• Exercise:
Take all the material and copy it exactly.

• Exercise input:
##########

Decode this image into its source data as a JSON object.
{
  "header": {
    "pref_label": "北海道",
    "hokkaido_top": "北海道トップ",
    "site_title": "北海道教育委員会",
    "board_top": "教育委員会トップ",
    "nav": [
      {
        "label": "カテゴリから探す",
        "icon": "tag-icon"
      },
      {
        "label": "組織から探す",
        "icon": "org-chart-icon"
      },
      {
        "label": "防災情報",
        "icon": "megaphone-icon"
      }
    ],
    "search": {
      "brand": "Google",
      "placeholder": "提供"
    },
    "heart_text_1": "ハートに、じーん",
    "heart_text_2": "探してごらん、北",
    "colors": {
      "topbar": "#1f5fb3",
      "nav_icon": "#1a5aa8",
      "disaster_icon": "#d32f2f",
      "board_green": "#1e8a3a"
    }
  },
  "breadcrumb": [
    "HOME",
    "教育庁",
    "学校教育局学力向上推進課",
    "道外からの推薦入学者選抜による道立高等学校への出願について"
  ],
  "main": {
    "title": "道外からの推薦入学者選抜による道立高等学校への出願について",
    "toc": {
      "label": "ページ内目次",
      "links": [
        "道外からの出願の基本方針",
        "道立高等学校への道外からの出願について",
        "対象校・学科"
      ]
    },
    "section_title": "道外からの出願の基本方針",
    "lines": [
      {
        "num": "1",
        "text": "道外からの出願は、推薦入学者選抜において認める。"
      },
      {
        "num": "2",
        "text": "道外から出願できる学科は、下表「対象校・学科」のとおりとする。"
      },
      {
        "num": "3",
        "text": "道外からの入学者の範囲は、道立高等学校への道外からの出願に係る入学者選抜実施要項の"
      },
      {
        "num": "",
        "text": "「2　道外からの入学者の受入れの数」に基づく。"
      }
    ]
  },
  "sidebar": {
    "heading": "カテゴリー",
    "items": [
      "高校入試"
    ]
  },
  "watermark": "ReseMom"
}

##########

• Correct response:
Decode this image into its source data as a JSON object.
{
  "header": {
    "pref_label": "北海道",
    "hokkaido_top": "北海道トップ",
    "site_title": "北海道教育委員会",
    "board_top": "教育委員会トップ",
    "nav": [
      {
        "label": "カテゴリから探す",
        "icon": "tag-icon"
      },
      {
        "label": "組織から探す",
        "icon": "org-chart-icon"
      },
      {
        "label": "防災情報",
        "icon": "megaphone-icon"
      }
    ],
    "search": {
      "brand": "Google",
      "placeholder": "提供"
    },
    "heart_text_1": "ハートに、じーん",
    "heart_text_2": "探してごらん、北",
    "colors": {
      "topbar": "#1f5fb3",
      "nav_icon": "#1a5aa8",
      "disaster_icon": "#d32f2f",
      "board_green": "#1e8a3a"
    }
  },
  "breadcrumb": [
    "HOME",
    "教育庁",
    "学校教育局学力向上推進課",
    "道外からの推薦入学者選抜による道立高等学校への出願について"
  ],
  "main": {
    "title": "道外からの推薦入学者選抜による道立高等学校への出願について",
    "toc": {
      "label": "ページ内目次",
      "links": [
        "道外からの出願の基本方針",
        "道立高等学校への道外からの出願について",
        "対象校・学科"
      ]
    },
    "section_title": "道外からの出願の基本方針",
    "lines": [
      {
        "num": "1",
        "text": "道外からの出願は、推薦入学者選抜において認める。"
      },
      {
        "num": "2",
        "text": "道外から出願できる学科は、下表「対象校・学科」のとおりとする。"
      },
      {
        "num": "3",
        "text": "道外からの入学者の範囲は、道立高等学校への道外からの出願に係る入学者選抜実施要項の"
      },
      {
        "num": "",
        "text": "「2　道外からの入学者の受入れの数」に基づく。"
      }
    ]
  },
  "sidebar": {
    "heading": "カテゴリー",
    "items": [
      "高校入試"
    ]
  },
  "watermark": "ReseMom"
}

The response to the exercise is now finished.